_Request_
For each line in the data below that holds "целей", return a copy.

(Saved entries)
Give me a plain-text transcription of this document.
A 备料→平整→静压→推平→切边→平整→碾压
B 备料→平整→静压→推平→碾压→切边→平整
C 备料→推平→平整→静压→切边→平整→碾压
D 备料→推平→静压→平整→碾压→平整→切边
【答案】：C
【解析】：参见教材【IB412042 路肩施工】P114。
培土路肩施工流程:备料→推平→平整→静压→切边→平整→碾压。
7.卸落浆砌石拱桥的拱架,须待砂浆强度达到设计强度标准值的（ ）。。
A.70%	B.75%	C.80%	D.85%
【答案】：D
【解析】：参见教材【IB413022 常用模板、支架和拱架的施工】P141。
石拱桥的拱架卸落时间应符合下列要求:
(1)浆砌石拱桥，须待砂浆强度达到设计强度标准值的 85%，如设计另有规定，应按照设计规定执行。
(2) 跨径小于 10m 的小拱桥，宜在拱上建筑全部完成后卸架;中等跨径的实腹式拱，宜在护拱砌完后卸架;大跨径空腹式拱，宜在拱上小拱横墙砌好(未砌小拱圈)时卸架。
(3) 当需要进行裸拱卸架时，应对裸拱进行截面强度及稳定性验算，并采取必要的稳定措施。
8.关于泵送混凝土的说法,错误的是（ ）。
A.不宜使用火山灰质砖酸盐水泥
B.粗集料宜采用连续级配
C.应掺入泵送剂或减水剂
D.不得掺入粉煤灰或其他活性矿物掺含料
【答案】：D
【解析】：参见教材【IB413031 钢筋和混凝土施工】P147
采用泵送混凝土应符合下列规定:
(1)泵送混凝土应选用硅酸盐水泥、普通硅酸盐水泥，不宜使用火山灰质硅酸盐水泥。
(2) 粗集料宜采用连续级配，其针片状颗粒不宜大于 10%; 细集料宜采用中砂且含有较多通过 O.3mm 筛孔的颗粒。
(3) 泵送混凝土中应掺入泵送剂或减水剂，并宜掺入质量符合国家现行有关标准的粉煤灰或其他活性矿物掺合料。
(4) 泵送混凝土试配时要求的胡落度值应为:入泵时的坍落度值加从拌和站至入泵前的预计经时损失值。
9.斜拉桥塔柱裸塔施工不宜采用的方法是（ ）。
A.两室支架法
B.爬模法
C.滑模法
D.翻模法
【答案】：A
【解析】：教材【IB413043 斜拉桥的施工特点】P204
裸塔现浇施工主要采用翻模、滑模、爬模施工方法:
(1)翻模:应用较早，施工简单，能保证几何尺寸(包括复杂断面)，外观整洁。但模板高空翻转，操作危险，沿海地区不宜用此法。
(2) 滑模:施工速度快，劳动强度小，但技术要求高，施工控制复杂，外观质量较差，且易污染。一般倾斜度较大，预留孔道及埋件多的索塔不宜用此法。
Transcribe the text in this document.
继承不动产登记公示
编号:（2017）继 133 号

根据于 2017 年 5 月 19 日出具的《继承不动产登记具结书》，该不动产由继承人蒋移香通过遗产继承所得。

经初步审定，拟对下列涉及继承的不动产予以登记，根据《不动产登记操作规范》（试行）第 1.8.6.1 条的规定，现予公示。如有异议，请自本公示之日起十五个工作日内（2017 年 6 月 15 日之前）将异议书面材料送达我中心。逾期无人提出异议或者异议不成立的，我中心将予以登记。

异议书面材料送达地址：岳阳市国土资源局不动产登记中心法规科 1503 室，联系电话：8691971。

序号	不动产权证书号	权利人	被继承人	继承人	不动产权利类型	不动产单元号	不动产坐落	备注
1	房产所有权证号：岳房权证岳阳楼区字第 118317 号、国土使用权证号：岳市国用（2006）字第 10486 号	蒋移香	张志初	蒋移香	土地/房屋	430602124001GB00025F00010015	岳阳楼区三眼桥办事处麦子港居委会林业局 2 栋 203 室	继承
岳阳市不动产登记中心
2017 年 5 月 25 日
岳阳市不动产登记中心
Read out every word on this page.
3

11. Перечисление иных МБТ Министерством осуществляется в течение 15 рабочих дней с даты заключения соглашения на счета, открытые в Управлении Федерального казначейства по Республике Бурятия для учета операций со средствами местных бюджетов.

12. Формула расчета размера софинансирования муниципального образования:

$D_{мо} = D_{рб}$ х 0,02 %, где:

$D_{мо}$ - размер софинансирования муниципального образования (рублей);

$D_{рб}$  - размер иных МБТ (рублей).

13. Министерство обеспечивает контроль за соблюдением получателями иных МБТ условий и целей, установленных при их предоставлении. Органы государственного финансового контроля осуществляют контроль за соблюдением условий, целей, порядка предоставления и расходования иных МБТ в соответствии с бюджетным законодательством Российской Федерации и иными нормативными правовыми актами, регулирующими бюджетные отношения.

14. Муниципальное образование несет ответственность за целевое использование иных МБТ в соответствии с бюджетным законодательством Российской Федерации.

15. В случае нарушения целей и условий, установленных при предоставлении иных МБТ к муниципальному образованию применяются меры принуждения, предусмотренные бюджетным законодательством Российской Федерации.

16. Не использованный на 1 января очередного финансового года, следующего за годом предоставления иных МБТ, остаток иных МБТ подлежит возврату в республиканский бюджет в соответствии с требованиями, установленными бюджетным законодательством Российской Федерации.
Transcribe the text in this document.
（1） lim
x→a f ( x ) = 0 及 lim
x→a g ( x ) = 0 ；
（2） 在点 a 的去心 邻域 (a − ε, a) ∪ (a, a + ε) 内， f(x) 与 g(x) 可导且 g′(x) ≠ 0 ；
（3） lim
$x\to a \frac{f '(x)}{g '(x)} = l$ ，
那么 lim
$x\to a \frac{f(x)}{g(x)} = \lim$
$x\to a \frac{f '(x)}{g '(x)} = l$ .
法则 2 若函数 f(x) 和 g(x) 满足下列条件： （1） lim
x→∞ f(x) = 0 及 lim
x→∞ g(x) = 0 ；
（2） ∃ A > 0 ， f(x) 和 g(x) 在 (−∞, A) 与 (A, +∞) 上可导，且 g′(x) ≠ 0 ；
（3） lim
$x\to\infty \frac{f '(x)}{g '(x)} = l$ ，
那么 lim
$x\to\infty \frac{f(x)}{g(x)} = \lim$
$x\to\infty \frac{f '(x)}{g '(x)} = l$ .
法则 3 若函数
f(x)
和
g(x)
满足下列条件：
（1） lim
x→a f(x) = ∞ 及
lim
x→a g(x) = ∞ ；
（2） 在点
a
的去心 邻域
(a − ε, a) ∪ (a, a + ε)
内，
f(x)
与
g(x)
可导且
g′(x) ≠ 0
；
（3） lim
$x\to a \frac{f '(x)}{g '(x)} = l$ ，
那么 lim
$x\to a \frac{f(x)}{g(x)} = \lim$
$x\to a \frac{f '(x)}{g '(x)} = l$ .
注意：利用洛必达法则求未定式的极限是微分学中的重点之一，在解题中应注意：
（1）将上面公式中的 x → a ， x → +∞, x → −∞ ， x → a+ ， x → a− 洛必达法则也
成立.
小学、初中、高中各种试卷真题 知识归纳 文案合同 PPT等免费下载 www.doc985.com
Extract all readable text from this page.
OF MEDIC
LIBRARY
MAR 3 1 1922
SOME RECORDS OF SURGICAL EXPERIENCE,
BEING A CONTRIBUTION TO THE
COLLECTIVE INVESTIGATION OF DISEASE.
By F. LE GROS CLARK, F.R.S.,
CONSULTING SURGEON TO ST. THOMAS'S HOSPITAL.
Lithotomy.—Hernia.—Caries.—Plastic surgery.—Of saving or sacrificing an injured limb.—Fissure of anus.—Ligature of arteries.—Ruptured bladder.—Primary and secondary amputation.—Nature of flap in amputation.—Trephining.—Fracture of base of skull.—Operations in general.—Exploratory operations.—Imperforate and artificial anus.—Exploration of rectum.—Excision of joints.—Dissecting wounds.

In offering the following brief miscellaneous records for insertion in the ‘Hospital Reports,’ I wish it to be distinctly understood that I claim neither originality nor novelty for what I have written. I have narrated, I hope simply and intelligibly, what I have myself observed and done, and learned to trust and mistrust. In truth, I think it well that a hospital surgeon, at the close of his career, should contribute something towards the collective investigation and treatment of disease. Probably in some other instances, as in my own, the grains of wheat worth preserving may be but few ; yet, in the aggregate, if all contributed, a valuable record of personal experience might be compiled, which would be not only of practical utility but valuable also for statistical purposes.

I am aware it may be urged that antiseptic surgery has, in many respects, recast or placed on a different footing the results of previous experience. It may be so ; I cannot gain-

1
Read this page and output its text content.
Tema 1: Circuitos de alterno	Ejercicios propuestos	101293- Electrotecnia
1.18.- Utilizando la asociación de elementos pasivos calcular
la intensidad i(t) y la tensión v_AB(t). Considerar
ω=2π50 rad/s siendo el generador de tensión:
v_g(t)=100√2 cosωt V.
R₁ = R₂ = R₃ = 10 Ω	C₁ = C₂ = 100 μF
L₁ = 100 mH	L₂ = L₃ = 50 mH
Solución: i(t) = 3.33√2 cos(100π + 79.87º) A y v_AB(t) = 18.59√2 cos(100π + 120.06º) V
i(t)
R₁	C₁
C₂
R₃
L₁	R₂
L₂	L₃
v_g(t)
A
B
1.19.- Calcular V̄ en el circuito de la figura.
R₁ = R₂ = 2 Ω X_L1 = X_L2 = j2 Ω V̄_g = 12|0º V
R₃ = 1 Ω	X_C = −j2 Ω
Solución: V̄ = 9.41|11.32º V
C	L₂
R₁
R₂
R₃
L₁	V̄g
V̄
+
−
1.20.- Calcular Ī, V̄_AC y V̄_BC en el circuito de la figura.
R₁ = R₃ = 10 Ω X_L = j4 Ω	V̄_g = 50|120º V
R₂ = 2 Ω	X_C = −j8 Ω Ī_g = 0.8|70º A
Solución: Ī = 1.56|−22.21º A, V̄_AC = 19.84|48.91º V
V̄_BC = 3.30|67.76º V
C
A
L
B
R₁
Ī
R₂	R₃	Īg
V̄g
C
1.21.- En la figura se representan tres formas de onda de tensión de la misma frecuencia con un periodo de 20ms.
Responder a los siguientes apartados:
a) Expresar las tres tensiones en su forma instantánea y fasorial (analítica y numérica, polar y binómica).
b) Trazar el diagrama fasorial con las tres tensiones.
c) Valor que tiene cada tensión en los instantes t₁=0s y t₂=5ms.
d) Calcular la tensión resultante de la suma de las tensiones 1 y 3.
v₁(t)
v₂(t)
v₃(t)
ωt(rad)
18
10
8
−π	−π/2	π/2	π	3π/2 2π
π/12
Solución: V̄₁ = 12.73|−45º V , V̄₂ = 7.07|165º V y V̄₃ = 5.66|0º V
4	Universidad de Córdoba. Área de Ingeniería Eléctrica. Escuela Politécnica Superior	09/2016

_Written response_
13. Министерство обеспечивает контроль за соблюдением получателями иных МБТ условий и целей, установленных при их предоставлении. Органы государственного финансового контроля осуществляют контроль за соблюдением условий, целей, порядка предоставления и расходования иных МБТ в соответствии с бюджетным законодательством Российской Федерации и иными нормативными правовыми актами, регулирующими бюджетные отношения.
15. В случае нарушения целей и условий, установленных при предоставлении иных МБТ к муниципальному образованию применяются меры принуждения, предусмотренные бюджетным законодательством Российской Федерации.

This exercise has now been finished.